## TASK INSTRUCTIONS
Below is a block of records: output all of them exactly and leave out the pictures.

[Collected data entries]
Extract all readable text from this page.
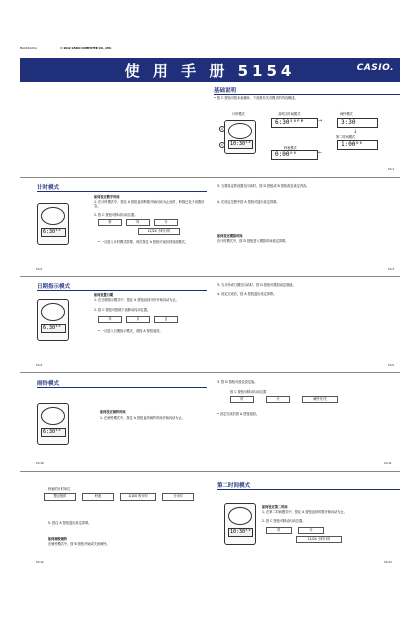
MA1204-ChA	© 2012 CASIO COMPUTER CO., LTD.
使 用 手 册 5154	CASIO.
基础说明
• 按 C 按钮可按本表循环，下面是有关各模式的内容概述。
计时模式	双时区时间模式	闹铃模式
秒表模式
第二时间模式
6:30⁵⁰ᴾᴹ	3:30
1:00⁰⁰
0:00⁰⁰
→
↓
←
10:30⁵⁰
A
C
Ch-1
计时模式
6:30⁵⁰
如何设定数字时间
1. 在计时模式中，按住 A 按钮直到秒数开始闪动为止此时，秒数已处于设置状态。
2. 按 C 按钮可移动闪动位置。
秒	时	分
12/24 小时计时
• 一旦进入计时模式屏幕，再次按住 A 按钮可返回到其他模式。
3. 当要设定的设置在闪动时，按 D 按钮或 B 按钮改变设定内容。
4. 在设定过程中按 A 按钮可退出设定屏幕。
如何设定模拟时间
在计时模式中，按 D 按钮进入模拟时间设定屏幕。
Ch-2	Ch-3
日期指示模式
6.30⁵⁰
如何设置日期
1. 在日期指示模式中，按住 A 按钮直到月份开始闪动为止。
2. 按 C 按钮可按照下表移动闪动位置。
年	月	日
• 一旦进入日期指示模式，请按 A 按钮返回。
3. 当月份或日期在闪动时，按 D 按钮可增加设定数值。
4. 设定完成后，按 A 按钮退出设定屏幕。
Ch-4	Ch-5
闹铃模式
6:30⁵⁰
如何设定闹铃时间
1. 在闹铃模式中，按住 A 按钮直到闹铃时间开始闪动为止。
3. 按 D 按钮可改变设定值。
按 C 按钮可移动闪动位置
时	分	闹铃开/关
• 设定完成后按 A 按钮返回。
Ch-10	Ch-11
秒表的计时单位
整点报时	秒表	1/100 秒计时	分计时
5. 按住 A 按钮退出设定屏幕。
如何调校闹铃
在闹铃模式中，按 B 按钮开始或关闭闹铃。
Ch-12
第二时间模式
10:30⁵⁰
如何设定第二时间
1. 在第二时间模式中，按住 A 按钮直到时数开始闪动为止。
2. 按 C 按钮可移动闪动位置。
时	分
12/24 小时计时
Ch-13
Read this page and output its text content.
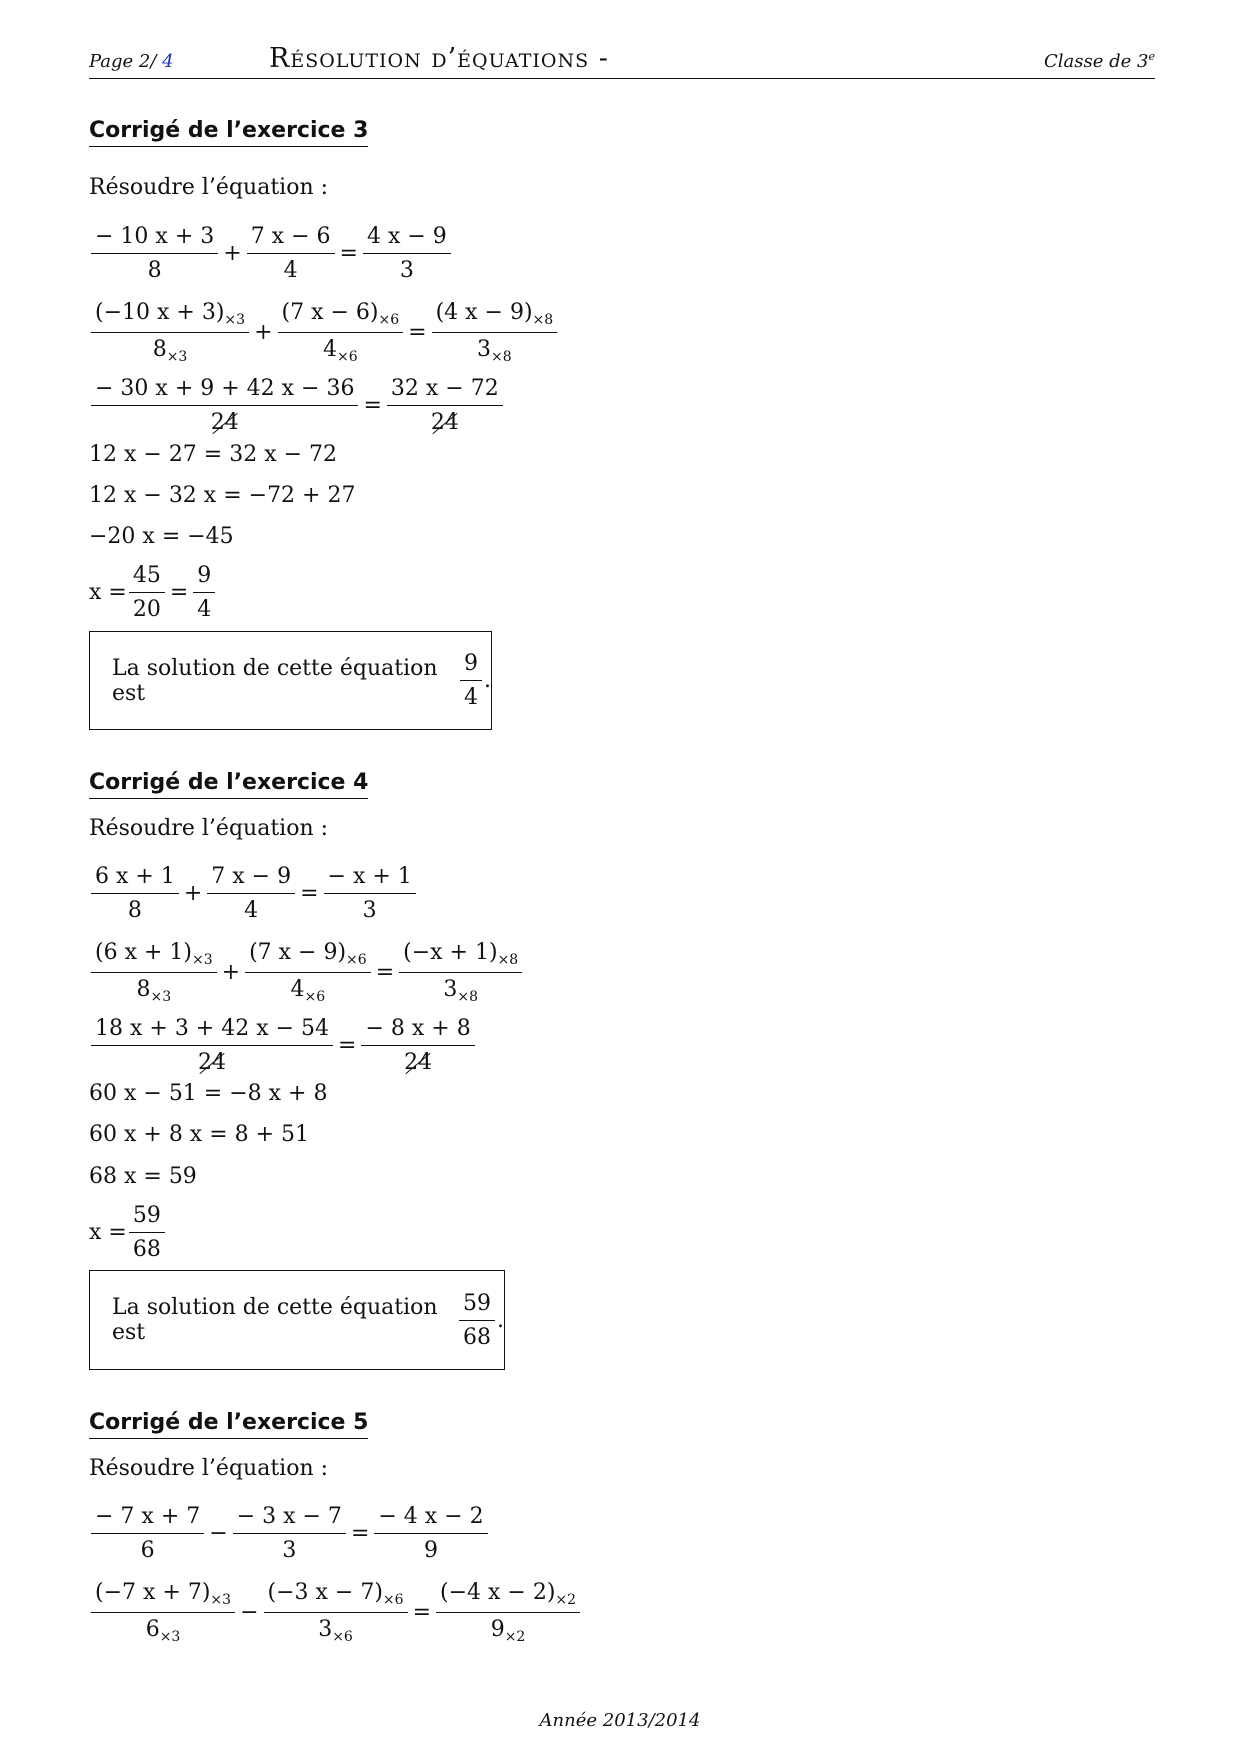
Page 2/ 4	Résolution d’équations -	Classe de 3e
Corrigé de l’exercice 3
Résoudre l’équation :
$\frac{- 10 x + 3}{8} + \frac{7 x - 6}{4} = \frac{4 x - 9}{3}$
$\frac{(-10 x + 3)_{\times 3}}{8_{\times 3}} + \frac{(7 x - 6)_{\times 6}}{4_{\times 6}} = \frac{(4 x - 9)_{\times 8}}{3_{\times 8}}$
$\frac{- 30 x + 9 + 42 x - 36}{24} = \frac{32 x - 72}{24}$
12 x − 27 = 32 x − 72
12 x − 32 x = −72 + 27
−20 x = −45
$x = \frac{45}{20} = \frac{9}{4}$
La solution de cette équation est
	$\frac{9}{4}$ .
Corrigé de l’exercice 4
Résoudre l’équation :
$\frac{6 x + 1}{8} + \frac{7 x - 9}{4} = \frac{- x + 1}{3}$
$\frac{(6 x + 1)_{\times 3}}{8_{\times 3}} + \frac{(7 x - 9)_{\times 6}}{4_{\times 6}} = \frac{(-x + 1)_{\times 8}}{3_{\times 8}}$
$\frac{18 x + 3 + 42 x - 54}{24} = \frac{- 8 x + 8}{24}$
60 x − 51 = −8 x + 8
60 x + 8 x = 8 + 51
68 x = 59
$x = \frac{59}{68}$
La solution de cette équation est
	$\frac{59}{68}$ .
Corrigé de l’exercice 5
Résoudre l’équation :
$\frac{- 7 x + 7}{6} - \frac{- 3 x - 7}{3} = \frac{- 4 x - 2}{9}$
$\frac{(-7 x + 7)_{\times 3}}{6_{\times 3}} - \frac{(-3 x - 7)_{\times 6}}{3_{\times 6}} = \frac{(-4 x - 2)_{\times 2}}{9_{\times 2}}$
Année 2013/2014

## TASK ANSWER
Extract all readable text from this page.
MA1204-ChA	© 2012 CASIO COMPUTER CO., LTD.
使 用 手 册 5154	CASIO.
基础说明
• 按 C 按钮可按本表循环，下面是有关各模式的内容概述。
计时模式	双时区时间模式	闹铃模式
秒表模式
第二时间模式
6:30⁵⁰ᴾᴹ	3:30
1:00⁰⁰
0:00⁰⁰
→
↓
←
10:30⁵⁰
A
C
Ch-1
计时模式
6:30⁵⁰
如何设定数字时间
1. 在计时模式中，按住 A 按钮直到秒数开始闪动为止此时，秒数已处于设置状态。
2. 按 C 按钮可移动闪动位置。
秒	时	分
12/24 小时计时
• 一旦进入计时模式屏幕，再次按住 A 按钮可返回到其他模式。
3. 当要设定的设置在闪动时，按 D 按钮或 B 按钮改变设定内容。
4. 在设定过程中按 A 按钮可退出设定屏幕。
如何设定模拟时间
在计时模式中，按 D 按钮进入模拟时间设定屏幕。
Ch-2	Ch-3
日期指示模式
6.30⁵⁰
如何设置日期
1. 在日期指示模式中，按住 A 按钮直到月份开始闪动为止。
2. 按 C 按钮可按照下表移动闪动位置。
年	月	日
• 一旦进入日期指示模式，请按 A 按钮返回。
3. 当月份或日期在闪动时，按 D 按钮可增加设定数值。
4. 设定完成后，按 A 按钮退出设定屏幕。
Ch-4	Ch-5
闹铃模式
6:30⁵⁰
如何设定闹铃时间
1. 在闹铃模式中，按住 A 按钮直到闹铃时间开始闪动为止。
3. 按 D 按钮可改变设定值。
按 C 按钮可移动闪动位置
时	分	闹铃开/关
• 设定完成后按 A 按钮返回。
Ch-10	Ch-11
秒表的计时单位
整点报时	秒表	1/100 秒计时	分计时
5. 按住 A 按钮退出设定屏幕。
如何调校闹铃
在闹铃模式中，按 B 按钮开始或关闭闹铃。
Ch-12
第二时间模式
10:30⁵⁰
如何设定第二时间
1. 在第二时间模式中，按住 A 按钮直到时数开始闪动为止。
2. 按 C 按钮可移动闪动位置。
时	分
12/24 小时计时
Ch-13
Read this page and output its text content.
Page 2/ 4	Résolution d’équations -	Classe de 3e
Corrigé de l’exercice 3
Résoudre l’équation :
$\frac{- 10 x + 3}{8} + \frac{7 x - 6}{4} = \frac{4 x - 9}{3}$
$\frac{(-10 x + 3)_{\times 3}}{8_{\times 3}} + \frac{(7 x - 6)_{\times 6}}{4_{\times 6}} = \frac{(4 x - 9)_{\times 8}}{3_{\times 8}}$
$\frac{- 30 x + 9 + 42 x - 36}{24} = \frac{32 x - 72}{24}$
12 x − 27 = 32 x − 72
12 x − 32 x = −72 + 27
−20 x = −45
$x = \frac{45}{20} = \frac{9}{4}$
La solution de cette équation est
	$\frac{9}{4}$ .
Corrigé de l’exercice 4
Résoudre l’équation :
$\frac{6 x + 1}{8} + \frac{7 x - 9}{4} = \frac{- x + 1}{3}$
$\frac{(6 x + 1)_{\times 3}}{8_{\times 3}} + \frac{(7 x - 9)_{\times 6}}{4_{\times 6}} = \frac{(-x + 1)_{\times 8}}{3_{\times 8}}$
$\frac{18 x + 3 + 42 x - 54}{24} = \frac{- 8 x + 8}{24}$
60 x − 51 = −8 x + 8
60 x + 8 x = 8 + 51
68 x = 59
$x = \frac{59}{68}$
La solution de cette équation est
	$\frac{59}{68}$ .
Corrigé de l’exercice 5
Résoudre l’équation :
$\frac{- 7 x + 7}{6} - \frac{- 3 x - 7}{3} = \frac{- 4 x - 2}{9}$
$\frac{(-7 x + 7)_{\times 3}}{6_{\times 3}} - \frac{(-3 x - 7)_{\times 6}}{3_{\times 6}} = \frac{(-4 x - 2)_{\times 2}}{9_{\times 2}}$
Année 2013/2014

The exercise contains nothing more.